§ **Stored records**:
* * * * * * *

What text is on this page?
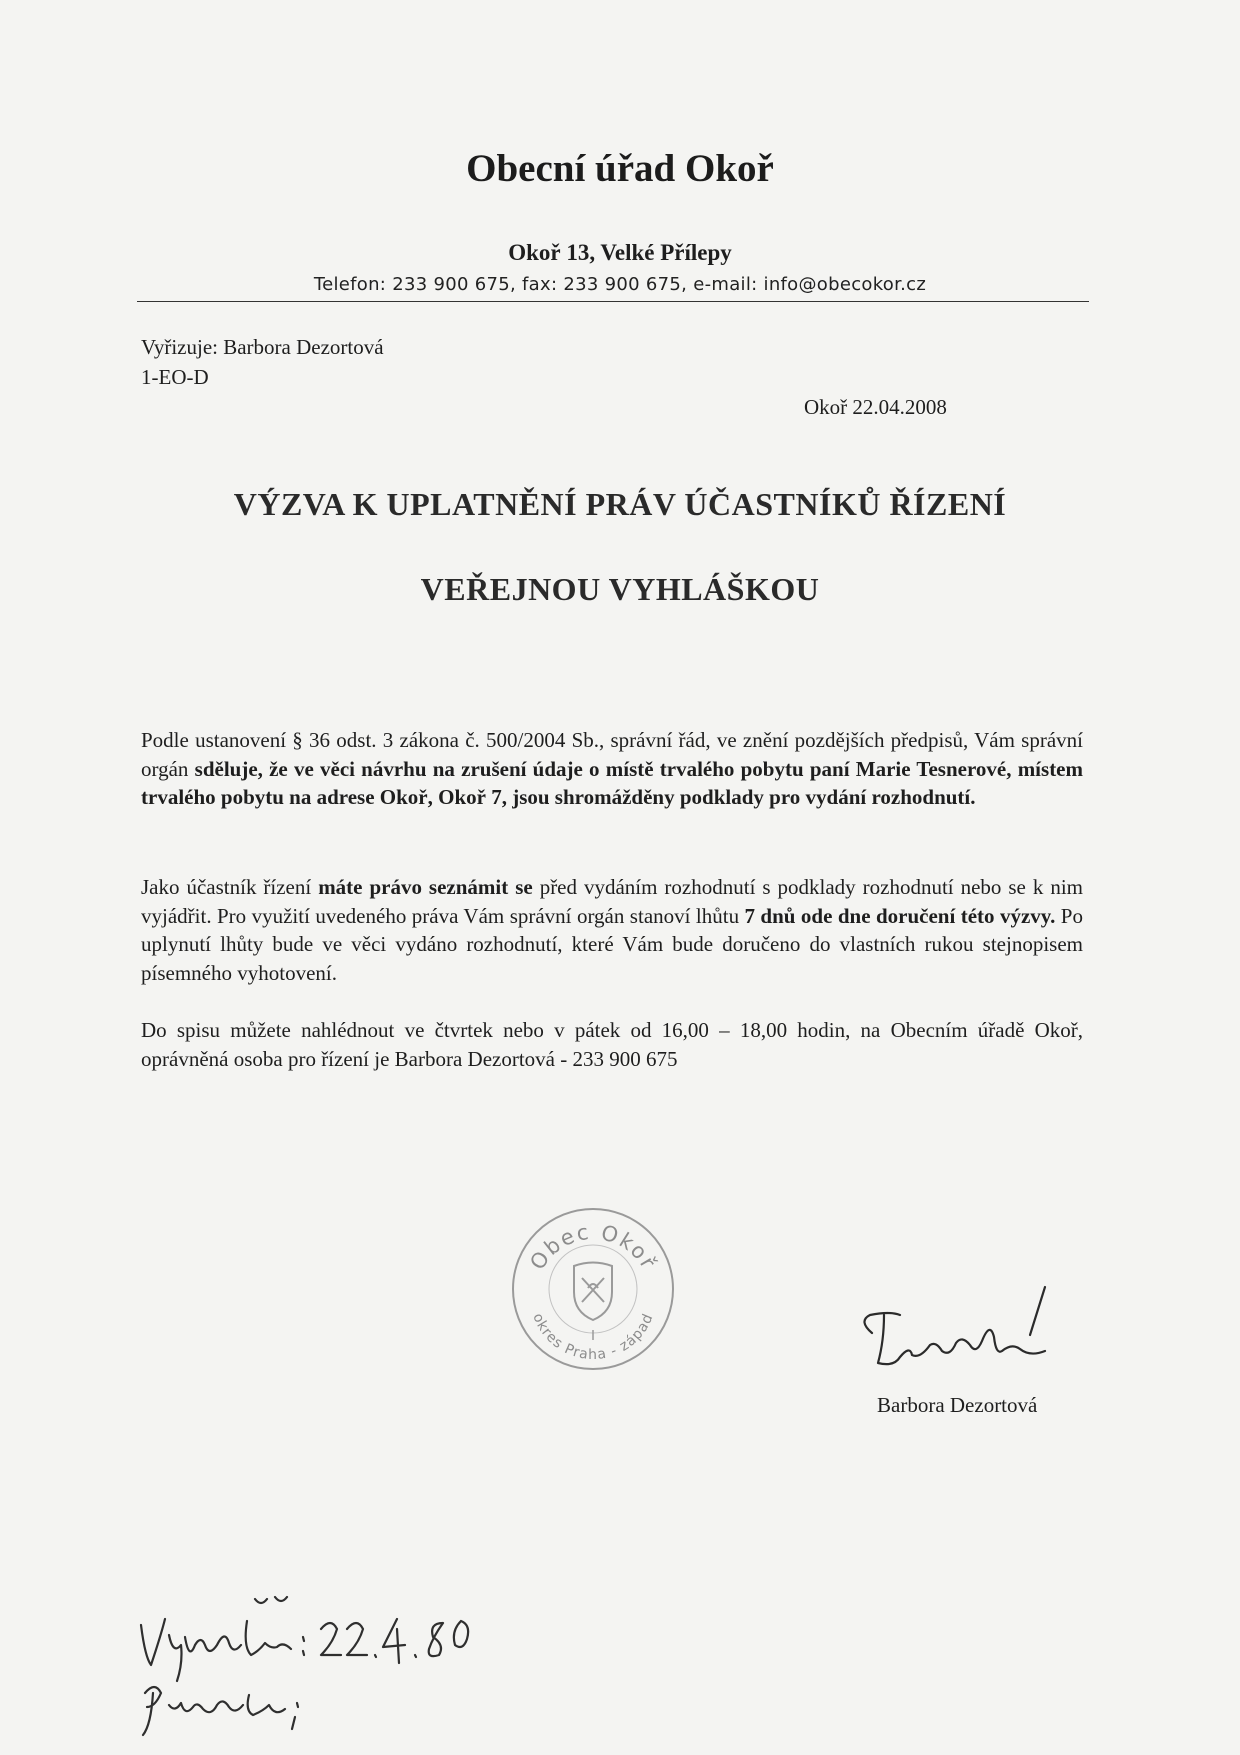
Obecní úřad Okoř
Okoř 13, Velké Přílepy
Telefon: 233 900 675, fax: 233 900 675, e-mail: info@obecokor.cz
Vyřizuje: Barbora Dezortová
1-EO-D
Okoř 22.04.2008
VÝZVA K UPLATNĚNÍ PRÁV ÚČASTNÍKŮ ŘÍZENÍ
VEŘEJNOU VYHLÁŠKOU
Podle ustanovení § 36 odst. 3 zákona č. 500/2004 Sb., správní řád, ve znění pozdějších předpisů, Vám správní orgán sděluje, že ve věci návrhu na zrušení údaje o místě trvalého pobytu paní Marie Tesnerové, místem trvalého pobytu na adrese Okoř, Okoř 7, jsou shromážděny podklady pro vydání rozhodnutí.
Jako účastník řízení máte právo seznámit se před vydáním rozhodnutí s podklady rozhodnutí nebo se k nim vyjádřit. Pro využití uvedeného práva Vám správní orgán stanoví lhůtu 7 dnů ode dne doručení této výzvy. Po uplynutí lhůty bude ve věci vydáno rozhodnutí, které Vám bude doručeno do vlastních rukou stejnopisem písemného vyhotovení.
Do spisu můžete nahlédnout ve čtvrtek nebo v pátek od 16,00 – 18,00 hodin, na Obecním úřadě Okoř, oprávněná osoba pro řízení je Barbora Dezortová - 233 900 675
Obec Okoř
okres Praha - západ
Barbora Dezortová
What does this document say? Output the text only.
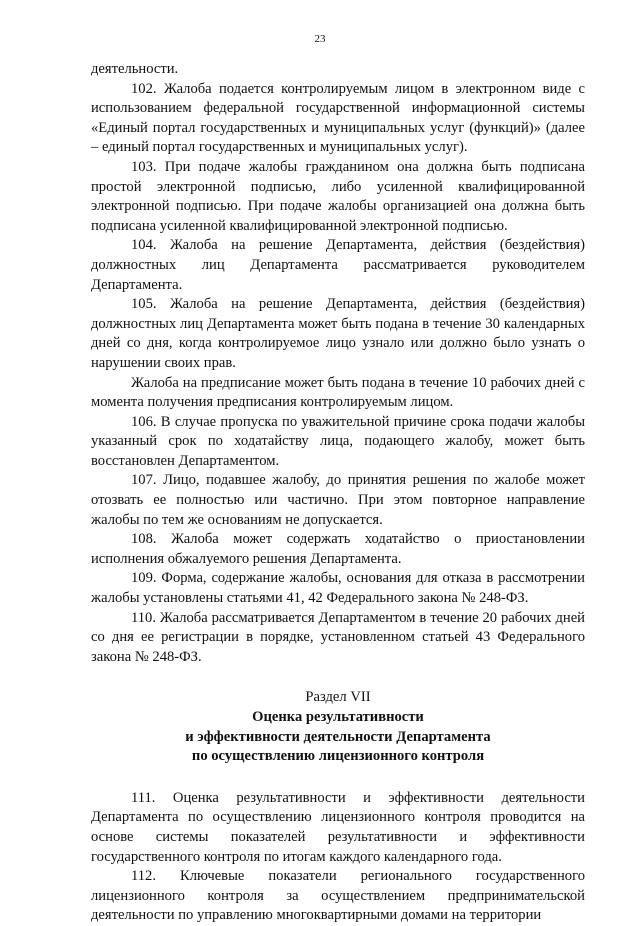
23

деятельности.

102. Жалоба подается контролируемым лицом в электронном виде с использованием федеральной государственной информационной системы «Единый портал государственных и муниципальных услуг (функций)» (далее – единый портал государственных и муниципальных услуг).

103. При подаче жалобы гражданином она должна быть подписана простой электронной подписью, либо усиленной квалифицированной электронной подписью. При подаче жалобы организацией она должна быть подписана усиленной квалифицированной электронной подписью.

104. Жалоба на решение Департамента, действия (бездействия) должностных лиц Департамента рассматривается руководителем Департамента.

105. Жалоба на решение Департамента, действия (бездействия) должностных лиц Департамента может быть подана в течение 30 календарных дней со дня, когда контролируемое лицо узнало или должно было узнать о нарушении своих прав.

Жалоба на предписание может быть подана в течение 10 рабочих дней с момента получения предписания контролируемым лицом.

106. В случае пропуска по уважительной причине срока подачи жалобы указанный срок по ходатайству лица, подающего жалобу, может быть восстановлен Департаментом.

107. Лицо, подавшее жалобу, до принятия решения по жалобе может отозвать ее полностью или частично. При этом повторное направление жалобы по тем же основаниям не допускается.

108. Жалоба может содержать ходатайство о приостановлении исполнения обжалуемого решения Департамента.

109. Форма, содержание жалобы, основания для отказа в рассмотрении жалобы установлены статьями 41, 42 Федерального закона № 248-ФЗ.

110. Жалоба рассматривается Департаментом в течение 20 рабочих дней со дня ее регистрации в порядке, установленном статьей 43 Федерального закона № 248-ФЗ.

Раздел VII
Оценка результативности
и эффективности деятельности Департамента
по осуществлению лицензионного контроля

111. Оценка результативности и эффективности деятельности Департамента по осуществлению лицензионного контроля проводится на основе системы показателей результативности и эффективности государственного контроля по итогам каждого календарного года.

112. Ключевые показатели регионального государственного лицензионного контроля за осуществлением предпринимательской деятельности по управлению многоквартирными домами на территории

* * * * * * *

§ **Problem to work on**:
Every line of the data should be copied as it stands, without the images.

§ **Solution to the problem**:
What text is on this page?
Obecní úřad Okoř
Okoř 13, Velké Přílepy
Telefon: 233 900 675, fax: 233 900 675, e-mail: info@obecokor.cz
Vyřizuje: Barbora Dezortová
1-EO-D
Okoř 22.04.2008
VÝZVA K UPLATNĚNÍ PRÁV ÚČASTNÍKŮ ŘÍZENÍ
VEŘEJNOU VYHLÁŠKOU
Podle ustanovení § 36 odst. 3 zákona č. 500/2004 Sb., správní řád, ve znění pozdějších předpisů, Vám správní orgán sděluje, že ve věci návrhu na zrušení údaje o místě trvalého pobytu paní Marie Tesnerové, místem trvalého pobytu na adrese Okoř, Okoř 7, jsou shromážděny podklady pro vydání rozhodnutí.
Jako účastník řízení máte právo seznámit se před vydáním rozhodnutí s podklady rozhodnutí nebo se k nim vyjádřit. Pro využití uvedeného práva Vám správní orgán stanoví lhůtu 7 dnů ode dne doručení této výzvy. Po uplynutí lhůty bude ve věci vydáno rozhodnutí, které Vám bude doručeno do vlastních rukou stejnopisem písemného vyhotovení.
Do spisu můžete nahlédnout ve čtvrtek nebo v pátek od 16,00 – 18,00 hodin, na Obecním úřadě Okoř, oprávněná osoba pro řízení je Barbora Dezortová - 233 900 675
Obec Okoř
okres Praha - západ
Barbora Dezortová
What does this document say? Output the text only.
23

деятельности.

102. Жалоба подается контролируемым лицом в электронном виде с использованием федеральной государственной информационной системы «Единый портал государственных и муниципальных услуг (функций)» (далее – единый портал государственных и муниципальных услуг).

103. При подаче жалобы гражданином она должна быть подписана простой электронной подписью, либо усиленной квалифицированной электронной подписью. При подаче жалобы организацией она должна быть подписана усиленной квалифицированной электронной подписью.

104. Жалоба на решение Департамента, действия (бездействия) должностных лиц Департамента рассматривается руководителем Департамента.

105. Жалоба на решение Департамента, действия (бездействия) должностных лиц Департамента может быть подана в течение 30 календарных дней со дня, когда контролируемое лицо узнало или должно было узнать о нарушении своих прав.

Жалоба на предписание может быть подана в течение 10 рабочих дней с момента получения предписания контролируемым лицом.

106. В случае пропуска по уважительной причине срока подачи жалобы указанный срок по ходатайству лица, подающего жалобу, может быть восстановлен Департаментом.

107. Лицо, подавшее жалобу, до принятия решения по жалобе может отозвать ее полностью или частично. При этом повторное направление жалобы по тем же основаниям не допускается.

108. Жалоба может содержать ходатайство о приостановлении исполнения обжалуемого решения Департамента.

109. Форма, содержание жалобы, основания для отказа в рассмотрении жалобы установлены статьями 41, 42 Федерального закона № 248-ФЗ.

110. Жалоба рассматривается Департаментом в течение 20 рабочих дней со дня ее регистрации в порядке, установленном статьей 43 Федерального закона № 248-ФЗ.

Раздел VII
Оценка результативности
и эффективности деятельности Департамента
по осуществлению лицензионного контроля

111. Оценка результативности и эффективности деятельности Департамента по осуществлению лицензионного контроля проводится на основе системы показателей результативности и эффективности государственного контроля по итогам каждого календарного года.

112. Ключевые показатели регионального государственного лицензионного контроля за осуществлением предпринимательской деятельности по управлению многоквартирными домами на территории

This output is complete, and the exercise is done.